- What you will do
Write the records out again, precisely as they stand.

- Available records

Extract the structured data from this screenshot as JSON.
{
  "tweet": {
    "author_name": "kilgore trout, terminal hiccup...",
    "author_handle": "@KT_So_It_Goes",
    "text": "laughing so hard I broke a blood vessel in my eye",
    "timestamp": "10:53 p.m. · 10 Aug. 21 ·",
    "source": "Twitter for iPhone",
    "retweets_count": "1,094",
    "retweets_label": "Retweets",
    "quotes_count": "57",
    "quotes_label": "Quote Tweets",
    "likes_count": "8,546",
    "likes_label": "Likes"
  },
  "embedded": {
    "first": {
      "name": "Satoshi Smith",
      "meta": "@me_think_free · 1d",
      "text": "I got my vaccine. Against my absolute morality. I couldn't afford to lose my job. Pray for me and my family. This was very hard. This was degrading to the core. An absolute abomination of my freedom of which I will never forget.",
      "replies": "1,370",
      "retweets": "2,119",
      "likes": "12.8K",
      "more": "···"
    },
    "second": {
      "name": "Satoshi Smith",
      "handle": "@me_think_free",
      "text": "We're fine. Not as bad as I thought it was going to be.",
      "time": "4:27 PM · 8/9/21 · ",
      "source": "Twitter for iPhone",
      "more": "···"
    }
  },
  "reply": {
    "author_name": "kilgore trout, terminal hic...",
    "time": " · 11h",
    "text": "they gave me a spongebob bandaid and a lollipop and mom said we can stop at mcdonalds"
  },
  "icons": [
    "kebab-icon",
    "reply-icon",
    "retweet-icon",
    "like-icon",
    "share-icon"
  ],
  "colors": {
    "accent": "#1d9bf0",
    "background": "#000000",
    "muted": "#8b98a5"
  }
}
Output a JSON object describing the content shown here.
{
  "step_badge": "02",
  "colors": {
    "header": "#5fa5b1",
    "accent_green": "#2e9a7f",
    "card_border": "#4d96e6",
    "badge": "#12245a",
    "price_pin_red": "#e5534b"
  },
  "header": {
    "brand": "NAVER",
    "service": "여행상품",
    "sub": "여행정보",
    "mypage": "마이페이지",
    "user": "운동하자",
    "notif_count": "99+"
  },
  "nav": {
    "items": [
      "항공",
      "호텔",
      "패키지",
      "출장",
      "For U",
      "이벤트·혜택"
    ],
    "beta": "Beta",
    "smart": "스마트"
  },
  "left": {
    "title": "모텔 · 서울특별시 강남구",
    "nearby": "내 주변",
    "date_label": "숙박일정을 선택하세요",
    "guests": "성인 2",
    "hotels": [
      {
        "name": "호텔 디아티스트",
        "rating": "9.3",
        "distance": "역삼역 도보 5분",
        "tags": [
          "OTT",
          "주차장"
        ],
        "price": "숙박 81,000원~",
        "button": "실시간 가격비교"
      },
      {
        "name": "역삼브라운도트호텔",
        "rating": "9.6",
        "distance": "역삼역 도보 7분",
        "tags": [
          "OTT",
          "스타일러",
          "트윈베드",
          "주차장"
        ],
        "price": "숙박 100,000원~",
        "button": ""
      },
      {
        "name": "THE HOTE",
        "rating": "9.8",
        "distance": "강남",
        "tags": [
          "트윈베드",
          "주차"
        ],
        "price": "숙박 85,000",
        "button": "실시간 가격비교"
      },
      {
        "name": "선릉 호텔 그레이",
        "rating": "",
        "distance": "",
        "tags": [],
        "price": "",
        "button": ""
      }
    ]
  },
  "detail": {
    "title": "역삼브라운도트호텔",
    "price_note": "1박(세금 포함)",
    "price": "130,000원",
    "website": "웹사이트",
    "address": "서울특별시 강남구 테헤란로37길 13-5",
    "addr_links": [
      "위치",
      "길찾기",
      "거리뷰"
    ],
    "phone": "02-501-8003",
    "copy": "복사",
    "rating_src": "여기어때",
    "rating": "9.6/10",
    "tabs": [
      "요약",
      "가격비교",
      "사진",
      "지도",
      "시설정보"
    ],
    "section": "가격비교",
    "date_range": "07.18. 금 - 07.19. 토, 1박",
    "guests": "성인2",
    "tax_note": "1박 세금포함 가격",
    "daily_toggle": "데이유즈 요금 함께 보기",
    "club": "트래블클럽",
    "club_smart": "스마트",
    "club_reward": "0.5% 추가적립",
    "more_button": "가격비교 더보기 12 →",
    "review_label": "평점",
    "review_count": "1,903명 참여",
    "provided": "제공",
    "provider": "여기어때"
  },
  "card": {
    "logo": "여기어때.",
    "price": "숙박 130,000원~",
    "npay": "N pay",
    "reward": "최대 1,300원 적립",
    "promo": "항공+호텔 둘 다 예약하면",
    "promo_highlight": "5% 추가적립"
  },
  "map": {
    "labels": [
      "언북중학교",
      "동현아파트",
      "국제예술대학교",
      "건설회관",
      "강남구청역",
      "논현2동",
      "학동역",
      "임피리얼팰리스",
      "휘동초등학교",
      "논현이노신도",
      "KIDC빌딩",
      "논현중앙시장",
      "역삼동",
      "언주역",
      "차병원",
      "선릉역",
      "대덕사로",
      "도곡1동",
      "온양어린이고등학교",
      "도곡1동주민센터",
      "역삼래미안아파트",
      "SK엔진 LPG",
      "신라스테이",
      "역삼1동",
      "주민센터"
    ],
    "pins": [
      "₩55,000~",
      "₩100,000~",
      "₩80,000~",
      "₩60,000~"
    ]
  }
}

- Written answer
Extract the structured data from this screenshot as JSON.
{
  "tweet": {
    "author_name": "kilgore trout, terminal hiccup...",
    "author_handle": "@KT_So_It_Goes",
    "text": "laughing so hard I broke a blood vessel in my eye",
    "timestamp": "10:53 p.m. · 10 Aug. 21 ·",
    "source": "Twitter for iPhone",
    "retweets_count": "1,094",
    "retweets_label": "Retweets",
    "quotes_count": "57",
    "quotes_label": "Quote Tweets",
    "likes_count": "8,546",
    "likes_label": "Likes"
  },
  "embedded": {
    "first": {
      "name": "Satoshi Smith",
      "meta": "@me_think_free · 1d",
      "text": "I got my vaccine. Against my absolute morality. I couldn't afford to lose my job. Pray for me and my family. This was very hard. This was degrading to the core. An absolute abomination of my freedom of which I will never forget.",
      "replies": "1,370",
      "retweets": "2,119",
      "likes": "12.8K",
      "more": "···"
    },
    "second": {
      "name": "Satoshi Smith",
      "handle": "@me_think_free",
      "text": "We're fine. Not as bad as I thought it was going to be.",
      "time": "4:27 PM · 8/9/21 · ",
      "source": "Twitter for iPhone",
      "more": "···"
    }
  },
  "reply": {
    "author_name": "kilgore trout, terminal hic...",
    "time": " · 11h",
    "text": "they gave me a spongebob bandaid and a lollipop and mom said we can stop at mcdonalds"
  },
  "icons": [
    "kebab-icon",
    "reply-icon",
    "retweet-icon",
    "like-icon",
    "share-icon"
  ],
  "colors": {
    "accent": "#1d9bf0",
    "background": "#000000",
    "muted": "#8b98a5"
  }
}
Output a JSON object describing the content shown here.
{
  "step_badge": "02",
  "colors": {
    "header": "#5fa5b1",
    "accent_green": "#2e9a7f",
    "card_border": "#4d96e6",
    "badge": "#12245a",
    "price_pin_red": "#e5534b"
  },
  "header": {
    "brand": "NAVER",
    "service": "여행상품",
    "sub": "여행정보",
    "mypage": "마이페이지",
    "user": "운동하자",
    "notif_count": "99+"
  },
  "nav": {
    "items": [
      "항공",
      "호텔",
      "패키지",
      "출장",
      "For U",
      "이벤트·혜택"
    ],
    "beta": "Beta",
    "smart": "스마트"
  },
  "left": {
    "title": "모텔 · 서울특별시 강남구",
    "nearby": "내 주변",
    "date_label": "숙박일정을 선택하세요",
    "guests": "성인 2",
    "hotels": [
      {
        "name": "호텔 디아티스트",
        "rating": "9.3",
        "distance": "역삼역 도보 5분",
        "tags": [
          "OTT",
          "주차장"
        ],
        "price": "숙박 81,000원~",
        "button": "실시간 가격비교"
      },
      {
        "name": "역삼브라운도트호텔",
        "rating": "9.6",
        "distance": "역삼역 도보 7분",
        "tags": [
          "OTT",
          "스타일러",
          "트윈베드",
          "주차장"
        ],
        "price": "숙박 100,000원~",
        "button": ""
      },
      {
        "name": "THE HOTE",
        "rating": "9.8",
        "distance": "강남",
        "tags": [
          "트윈베드",
          "주차"
        ],
        "price": "숙박 85,000",
        "button": "실시간 가격비교"
      },
      {
        "name": "선릉 호텔 그레이",
        "rating": "",
        "distance": "",
        "tags": [],
        "price": "",
        "button": ""
      }
    ]
  },
  "detail": {
    "title": "역삼브라운도트호텔",
    "price_note": "1박(세금 포함)",
    "price": "130,000원",
    "website": "웹사이트",
    "address": "서울특별시 강남구 테헤란로37길 13-5",
    "addr_links": [
      "위치",
      "길찾기",
      "거리뷰"
    ],
    "phone": "02-501-8003",
    "copy": "복사",
    "rating_src": "여기어때",
    "rating": "9.6/10",
    "tabs": [
      "요약",
      "가격비교",
      "사진",
      "지도",
      "시설정보"
    ],
    "section": "가격비교",
    "date_range": "07.18. 금 - 07.19. 토, 1박",
    "guests": "성인2",
    "tax_note": "1박 세금포함 가격",
    "daily_toggle": "데이유즈 요금 함께 보기",
    "club": "트래블클럽",
    "club_smart": "스마트",
    "club_reward": "0.5% 추가적립",
    "more_button": "가격비교 더보기 12 →",
    "review_label": "평점",
    "review_count": "1,903명 참여",
    "provided": "제공",
    "provider": "여기어때"
  },
  "card": {
    "logo": "여기어때.",
    "price": "숙박 130,000원~",
    "npay": "N pay",
    "reward": "최대 1,300원 적립",
    "promo": "항공+호텔 둘 다 예약하면",
    "promo_highlight": "5% 추가적립"
  },
  "map": {
    "labels": [
      "언북중학교",
      "동현아파트",
      "국제예술대학교",
      "건설회관",
      "강남구청역",
      "논현2동",
      "학동역",
      "임피리얼팰리스",
      "휘동초등학교",
      "논현이노신도",
      "KIDC빌딩",
      "논현중앙시장",
      "역삼동",
      "언주역",
      "차병원",
      "선릉역",
      "대덕사로",
      "도곡1동",
      "온양어린이고등학교",
      "도곡1동주민센터",
      "역삼래미안아파트",
      "SK엔진 LPG",
      "신라스테이",
      "역삼1동",
      "주민센터"
    ],
    "pins": [
      "₩55,000~",
      "₩100,000~",
      "₩80,000~",
      "₩60,000~"
    ]
  }
}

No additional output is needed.